• [Exercise data]

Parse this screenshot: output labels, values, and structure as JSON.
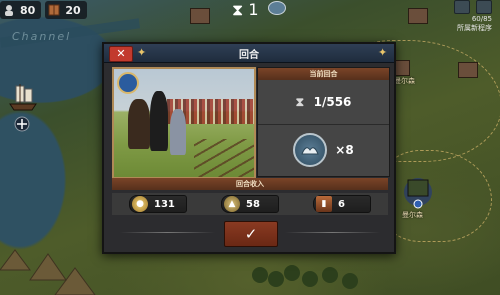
{
  "hud": {
    "resource1_value": "80",
    "resource2_value": "20",
    "center_value": "1",
    "right_value": "60/85",
    "right_label": "所属新程序"
  },
  "map": {
    "ghost_text": "Channel",
    "city_labels": [
      "曼尔森",
      "曼尔森"
    ]
  },
  "dialog": {
    "title": "回合",
    "close_label": "✕",
    "current_turn_header": "当前回合",
    "turn_value": "1/556",
    "multiplier_value": "×8",
    "income_header": "回合收入",
    "resources": [
      {
        "icon": "gold-coin-icon",
        "value": "131"
      },
      {
        "icon": "industry-icon",
        "value": "58"
      },
      {
        "icon": "book-icon",
        "value": "6"
      }
    ],
    "confirm_label": "✓"
  },
  "colors": {
    "header_blue": "#2f3f55",
    "section_brown": "#7a4428",
    "close_red": "#c23a2e",
    "confirm_brown": "#8a3a22"
  }
}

• [Your objective]
Pull out every line holding "icon" from the records above, and copy it.

• [Written response]
        "icon": "gold-coin-icon",
        "icon": "industry-icon",
        "icon": "book-icon",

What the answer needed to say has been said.